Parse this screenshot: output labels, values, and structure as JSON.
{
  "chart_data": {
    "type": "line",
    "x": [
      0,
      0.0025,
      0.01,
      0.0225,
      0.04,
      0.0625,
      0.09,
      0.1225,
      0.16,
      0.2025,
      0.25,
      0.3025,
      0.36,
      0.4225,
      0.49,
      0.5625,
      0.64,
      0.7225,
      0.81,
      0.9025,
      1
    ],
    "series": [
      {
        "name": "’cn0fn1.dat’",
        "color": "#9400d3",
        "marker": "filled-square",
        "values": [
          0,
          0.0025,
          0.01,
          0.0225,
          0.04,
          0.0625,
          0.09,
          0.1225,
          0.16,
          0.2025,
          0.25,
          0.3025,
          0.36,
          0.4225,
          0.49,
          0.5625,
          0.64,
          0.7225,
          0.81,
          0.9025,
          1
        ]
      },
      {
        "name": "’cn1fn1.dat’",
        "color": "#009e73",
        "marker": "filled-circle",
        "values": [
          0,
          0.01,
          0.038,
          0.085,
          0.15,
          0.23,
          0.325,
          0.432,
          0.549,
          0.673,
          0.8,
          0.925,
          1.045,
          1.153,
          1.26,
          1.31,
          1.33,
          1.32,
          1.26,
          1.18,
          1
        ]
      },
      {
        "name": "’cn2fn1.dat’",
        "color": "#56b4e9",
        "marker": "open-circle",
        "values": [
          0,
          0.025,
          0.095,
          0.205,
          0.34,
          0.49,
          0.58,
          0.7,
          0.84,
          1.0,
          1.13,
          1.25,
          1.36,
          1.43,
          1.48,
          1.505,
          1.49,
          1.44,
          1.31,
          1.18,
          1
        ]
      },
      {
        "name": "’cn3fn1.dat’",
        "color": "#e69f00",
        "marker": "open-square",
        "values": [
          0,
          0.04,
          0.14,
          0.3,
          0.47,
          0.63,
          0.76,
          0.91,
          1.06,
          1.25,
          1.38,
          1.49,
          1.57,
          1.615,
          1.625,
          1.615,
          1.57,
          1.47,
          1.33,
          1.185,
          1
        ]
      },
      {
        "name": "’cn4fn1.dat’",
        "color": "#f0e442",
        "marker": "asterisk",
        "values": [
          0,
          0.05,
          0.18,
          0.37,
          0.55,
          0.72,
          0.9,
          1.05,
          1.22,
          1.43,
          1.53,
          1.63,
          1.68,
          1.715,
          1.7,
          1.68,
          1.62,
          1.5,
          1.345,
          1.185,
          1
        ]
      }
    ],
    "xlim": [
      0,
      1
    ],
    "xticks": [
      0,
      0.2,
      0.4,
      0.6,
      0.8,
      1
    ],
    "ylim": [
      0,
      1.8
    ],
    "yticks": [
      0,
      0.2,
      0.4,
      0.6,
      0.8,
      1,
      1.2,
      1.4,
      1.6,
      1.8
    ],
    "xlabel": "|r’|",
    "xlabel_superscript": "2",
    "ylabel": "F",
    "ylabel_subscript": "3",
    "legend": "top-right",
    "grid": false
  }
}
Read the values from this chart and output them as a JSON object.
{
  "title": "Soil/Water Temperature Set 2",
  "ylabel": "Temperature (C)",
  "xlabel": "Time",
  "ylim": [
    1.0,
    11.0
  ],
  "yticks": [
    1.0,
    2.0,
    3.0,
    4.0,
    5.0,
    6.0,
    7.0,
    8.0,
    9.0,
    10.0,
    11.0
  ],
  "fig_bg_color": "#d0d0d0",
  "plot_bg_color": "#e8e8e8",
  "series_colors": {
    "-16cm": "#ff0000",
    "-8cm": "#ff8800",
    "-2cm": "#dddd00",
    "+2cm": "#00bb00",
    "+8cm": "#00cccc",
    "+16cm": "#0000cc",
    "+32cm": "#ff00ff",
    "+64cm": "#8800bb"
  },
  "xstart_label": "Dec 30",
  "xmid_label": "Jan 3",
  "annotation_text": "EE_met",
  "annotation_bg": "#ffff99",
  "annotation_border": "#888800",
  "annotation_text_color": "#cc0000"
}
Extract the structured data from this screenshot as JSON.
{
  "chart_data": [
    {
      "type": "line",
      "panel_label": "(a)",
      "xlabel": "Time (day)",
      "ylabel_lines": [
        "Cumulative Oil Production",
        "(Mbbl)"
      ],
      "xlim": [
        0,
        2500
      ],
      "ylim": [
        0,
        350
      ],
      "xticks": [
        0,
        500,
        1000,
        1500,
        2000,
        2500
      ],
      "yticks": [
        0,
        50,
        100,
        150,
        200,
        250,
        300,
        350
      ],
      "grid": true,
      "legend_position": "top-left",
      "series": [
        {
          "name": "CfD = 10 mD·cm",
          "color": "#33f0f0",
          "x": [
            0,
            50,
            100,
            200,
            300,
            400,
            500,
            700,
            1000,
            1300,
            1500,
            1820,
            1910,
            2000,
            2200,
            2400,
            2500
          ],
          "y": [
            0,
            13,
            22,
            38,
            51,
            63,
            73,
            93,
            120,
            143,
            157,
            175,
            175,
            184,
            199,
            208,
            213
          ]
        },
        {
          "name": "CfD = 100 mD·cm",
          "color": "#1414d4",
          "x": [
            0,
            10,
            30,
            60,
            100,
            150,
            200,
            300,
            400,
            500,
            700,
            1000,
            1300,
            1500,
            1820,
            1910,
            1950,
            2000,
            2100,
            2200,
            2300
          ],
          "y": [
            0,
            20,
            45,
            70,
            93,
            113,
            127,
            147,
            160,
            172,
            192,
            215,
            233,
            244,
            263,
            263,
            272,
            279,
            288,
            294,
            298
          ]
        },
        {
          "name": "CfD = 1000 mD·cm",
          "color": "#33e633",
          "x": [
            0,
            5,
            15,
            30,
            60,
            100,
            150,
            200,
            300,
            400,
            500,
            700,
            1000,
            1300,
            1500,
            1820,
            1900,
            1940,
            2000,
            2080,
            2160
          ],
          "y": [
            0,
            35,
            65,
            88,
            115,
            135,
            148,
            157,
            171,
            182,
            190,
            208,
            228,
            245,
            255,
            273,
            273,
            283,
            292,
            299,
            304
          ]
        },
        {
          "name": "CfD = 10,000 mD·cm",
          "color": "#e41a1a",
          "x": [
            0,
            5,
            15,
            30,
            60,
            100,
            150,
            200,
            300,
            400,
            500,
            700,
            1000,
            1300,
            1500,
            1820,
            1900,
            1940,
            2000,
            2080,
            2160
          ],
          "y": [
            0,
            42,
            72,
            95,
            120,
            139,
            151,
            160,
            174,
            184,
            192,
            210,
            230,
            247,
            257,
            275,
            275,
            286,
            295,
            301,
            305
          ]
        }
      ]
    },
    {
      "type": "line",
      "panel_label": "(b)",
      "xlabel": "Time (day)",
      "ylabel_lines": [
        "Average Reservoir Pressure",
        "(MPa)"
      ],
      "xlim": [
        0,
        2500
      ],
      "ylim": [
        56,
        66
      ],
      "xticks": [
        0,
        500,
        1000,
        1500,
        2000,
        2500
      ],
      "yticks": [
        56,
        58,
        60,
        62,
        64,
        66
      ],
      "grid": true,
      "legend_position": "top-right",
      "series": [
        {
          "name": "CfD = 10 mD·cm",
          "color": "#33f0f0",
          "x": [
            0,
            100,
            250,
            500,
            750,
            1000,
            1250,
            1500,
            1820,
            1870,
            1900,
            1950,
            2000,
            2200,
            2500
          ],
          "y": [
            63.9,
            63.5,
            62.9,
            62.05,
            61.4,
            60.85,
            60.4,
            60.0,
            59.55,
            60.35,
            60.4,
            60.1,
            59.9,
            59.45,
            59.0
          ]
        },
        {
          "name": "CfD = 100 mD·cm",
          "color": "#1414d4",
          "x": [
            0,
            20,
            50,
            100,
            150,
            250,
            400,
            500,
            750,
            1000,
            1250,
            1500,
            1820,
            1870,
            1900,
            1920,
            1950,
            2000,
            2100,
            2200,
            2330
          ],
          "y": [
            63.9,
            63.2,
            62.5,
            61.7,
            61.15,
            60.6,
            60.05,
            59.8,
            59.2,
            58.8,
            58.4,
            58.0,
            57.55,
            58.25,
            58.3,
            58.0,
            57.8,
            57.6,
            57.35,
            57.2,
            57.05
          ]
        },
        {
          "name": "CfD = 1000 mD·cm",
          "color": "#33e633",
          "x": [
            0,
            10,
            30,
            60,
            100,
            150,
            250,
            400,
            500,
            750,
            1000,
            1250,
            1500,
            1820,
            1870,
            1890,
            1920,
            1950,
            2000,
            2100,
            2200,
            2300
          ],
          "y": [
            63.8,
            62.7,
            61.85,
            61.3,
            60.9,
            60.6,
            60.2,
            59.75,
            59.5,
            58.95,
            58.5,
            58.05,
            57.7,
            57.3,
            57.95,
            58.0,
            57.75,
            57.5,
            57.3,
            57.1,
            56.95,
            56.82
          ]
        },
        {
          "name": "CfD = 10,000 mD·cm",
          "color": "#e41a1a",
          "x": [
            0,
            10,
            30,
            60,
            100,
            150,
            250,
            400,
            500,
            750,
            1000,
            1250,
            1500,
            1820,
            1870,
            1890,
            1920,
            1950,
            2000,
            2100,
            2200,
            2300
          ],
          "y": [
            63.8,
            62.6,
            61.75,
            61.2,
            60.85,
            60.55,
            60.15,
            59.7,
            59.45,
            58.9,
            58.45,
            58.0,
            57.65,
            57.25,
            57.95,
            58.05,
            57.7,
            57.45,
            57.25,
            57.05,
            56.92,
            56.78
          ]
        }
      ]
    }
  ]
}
▬▬▬
Exercise requirements: Reply with the number of lines in the data that include the string "Temperature" and nothing else.

Result of the exercise: 2